• **Objective**
Would you repeat the listing exactly but omit every picture?
* START *
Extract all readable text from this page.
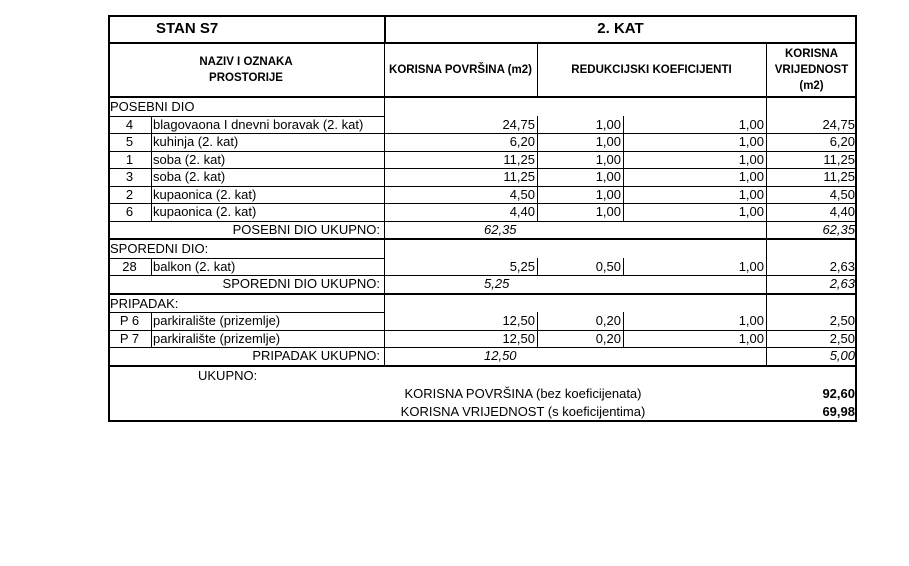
STAN S7	2. KAT
NAZIV I OZNAKA PROSTORIJE
KORISNA POVRŠINA (m2)	REDUKCIJSKI KOEFICIJENTI
KORISNA VRIJEDNOST (m2)
POSEBNI DIO
4	blagovaona I dnevni boravak (2. kat)	24,75	1,00	1,00	24,75
5	kuhinja (2. kat)	6,20	1,00	1,00	6,20
1	soba (2. kat)	11,25	1,00	1,00	11,25
3	soba (2. kat)	11,25	1,00	1,00	11,25
2	kupaonica (2. kat)	4,50	1,00	1,00	4,50
6	kupaonica (2. kat)	4,40	1,00	1,00	4,40
POSEBNI DIO UKUPNO:	62,35	62,35
SPOREDNI DIO:
28	balkon (2. kat)	5,25	0,50	1,00	2,63
SPOREDNI DIO UKUPNO:	5,25	2,63
PRIPADAK:
P 6	parkiralište (prizemlje)	12,50	0,20	1,00	2,50
P 7	parkiralište (prizemlje)	12,50	0,20	1,00	2,50
PRIPADAK UKUPNO:	12,50	5,00
UKUPNO:
KORISNA POVRŠINA (bez koeficijenata)	92,60
KORISNA VRIJEDNOST (s koeficijentima)	69,98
* END *
• **The answer**
Extract all readable text from this page.
STAN S7	2. KAT
NAZIV I OZNAKA PROSTORIJE
KORISNA POVRŠINA (m2)	REDUKCIJSKI KOEFICIJENTI
KORISNA VRIJEDNOST (m2)
POSEBNI DIO
4	blagovaona I dnevni boravak (2. kat)	24,75	1,00	1,00	24,75
5	kuhinja (2. kat)	6,20	1,00	1,00	6,20
1	soba (2. kat)	11,25	1,00	1,00	11,25
3	soba (2. kat)	11,25	1,00	1,00	11,25
2	kupaonica (2. kat)	4,50	1,00	1,00	4,50
6	kupaonica (2. kat)	4,40	1,00	1,00	4,40
POSEBNI DIO UKUPNO:	62,35	62,35
SPOREDNI DIO:
28	balkon (2. kat)	5,25	0,50	1,00	2,63
SPOREDNI DIO UKUPNO:	5,25	2,63
PRIPADAK:
P 6	parkiralište (prizemlje)	12,50	0,20	1,00	2,50
P 7	parkiralište (prizemlje)	12,50	0,20	1,00	2,50
PRIPADAK UKUPNO:	12,50	5,00
UKUPNO:
KORISNA POVRŠINA (bez koeficijenata)	92,60
KORISNA VRIJEDNOST (s koeficijentima)	69,98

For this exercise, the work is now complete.